- What the task requires -
Extract all lines from the data beneath that include the word "your".

[Stored data]
* start *
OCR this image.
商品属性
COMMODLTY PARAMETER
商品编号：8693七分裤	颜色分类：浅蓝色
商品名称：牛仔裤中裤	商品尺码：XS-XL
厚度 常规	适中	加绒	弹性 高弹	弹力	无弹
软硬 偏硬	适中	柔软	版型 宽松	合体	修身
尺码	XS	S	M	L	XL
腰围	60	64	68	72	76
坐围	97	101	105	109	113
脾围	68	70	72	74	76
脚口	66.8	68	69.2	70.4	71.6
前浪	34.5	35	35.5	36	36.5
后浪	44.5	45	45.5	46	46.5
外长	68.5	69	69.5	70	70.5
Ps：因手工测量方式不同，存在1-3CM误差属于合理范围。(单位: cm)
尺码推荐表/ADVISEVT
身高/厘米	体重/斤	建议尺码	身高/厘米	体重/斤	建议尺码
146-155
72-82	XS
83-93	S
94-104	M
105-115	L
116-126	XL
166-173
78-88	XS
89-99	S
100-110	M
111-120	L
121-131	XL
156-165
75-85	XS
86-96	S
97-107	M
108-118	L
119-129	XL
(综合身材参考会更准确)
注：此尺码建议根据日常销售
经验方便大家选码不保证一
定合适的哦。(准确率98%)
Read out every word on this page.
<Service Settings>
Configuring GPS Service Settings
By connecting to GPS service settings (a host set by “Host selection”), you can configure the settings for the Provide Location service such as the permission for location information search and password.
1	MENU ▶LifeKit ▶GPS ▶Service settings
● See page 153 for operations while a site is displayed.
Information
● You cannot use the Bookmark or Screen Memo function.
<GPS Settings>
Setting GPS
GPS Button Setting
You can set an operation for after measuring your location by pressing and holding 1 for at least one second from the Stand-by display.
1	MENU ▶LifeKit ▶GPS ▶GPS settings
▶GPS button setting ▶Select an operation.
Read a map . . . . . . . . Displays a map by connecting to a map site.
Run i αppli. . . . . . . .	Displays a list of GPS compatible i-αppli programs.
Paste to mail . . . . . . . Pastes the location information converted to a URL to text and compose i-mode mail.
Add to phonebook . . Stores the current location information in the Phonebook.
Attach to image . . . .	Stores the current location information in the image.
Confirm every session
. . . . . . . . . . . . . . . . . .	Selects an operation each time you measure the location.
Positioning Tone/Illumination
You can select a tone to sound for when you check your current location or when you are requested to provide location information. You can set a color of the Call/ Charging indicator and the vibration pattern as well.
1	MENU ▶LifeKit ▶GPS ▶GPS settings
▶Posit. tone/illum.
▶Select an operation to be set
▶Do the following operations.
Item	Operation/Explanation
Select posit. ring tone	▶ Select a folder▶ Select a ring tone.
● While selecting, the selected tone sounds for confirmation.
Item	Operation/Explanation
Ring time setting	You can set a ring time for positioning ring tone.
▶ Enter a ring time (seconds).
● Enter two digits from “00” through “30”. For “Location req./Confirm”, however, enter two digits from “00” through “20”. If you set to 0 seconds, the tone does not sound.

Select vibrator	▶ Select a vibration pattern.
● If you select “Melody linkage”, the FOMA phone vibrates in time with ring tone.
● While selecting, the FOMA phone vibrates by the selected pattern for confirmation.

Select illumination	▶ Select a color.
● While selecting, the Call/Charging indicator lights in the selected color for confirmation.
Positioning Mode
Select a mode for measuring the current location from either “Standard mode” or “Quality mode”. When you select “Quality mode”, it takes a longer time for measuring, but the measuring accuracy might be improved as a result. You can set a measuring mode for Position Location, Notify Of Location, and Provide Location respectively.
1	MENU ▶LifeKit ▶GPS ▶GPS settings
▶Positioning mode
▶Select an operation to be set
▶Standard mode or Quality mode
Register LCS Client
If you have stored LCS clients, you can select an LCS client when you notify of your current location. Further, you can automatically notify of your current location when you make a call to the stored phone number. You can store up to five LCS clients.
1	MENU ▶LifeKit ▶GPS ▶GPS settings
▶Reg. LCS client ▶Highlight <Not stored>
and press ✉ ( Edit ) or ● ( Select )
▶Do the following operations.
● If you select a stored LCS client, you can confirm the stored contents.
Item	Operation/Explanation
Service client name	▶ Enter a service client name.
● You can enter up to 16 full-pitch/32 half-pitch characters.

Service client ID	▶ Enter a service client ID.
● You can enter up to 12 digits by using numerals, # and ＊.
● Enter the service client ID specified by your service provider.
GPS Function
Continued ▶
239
* end *
- Response below -
You can set an operation for after measuring your location by pressing and holding 1 for at least one second from the Stand-by display.
You can select a tone to sound for when you check your current location or when you are requested to provide location information. You can set a color of the Call/ Charging indicator and the vibration pattern as well.
If you have stored LCS clients, you can select an LCS client when you notify of your current location. Further, you can automatically notify of your current location when you make a call to the stored phone number. You can store up to five LCS clients.
● Enter the service client ID specified by your service provider.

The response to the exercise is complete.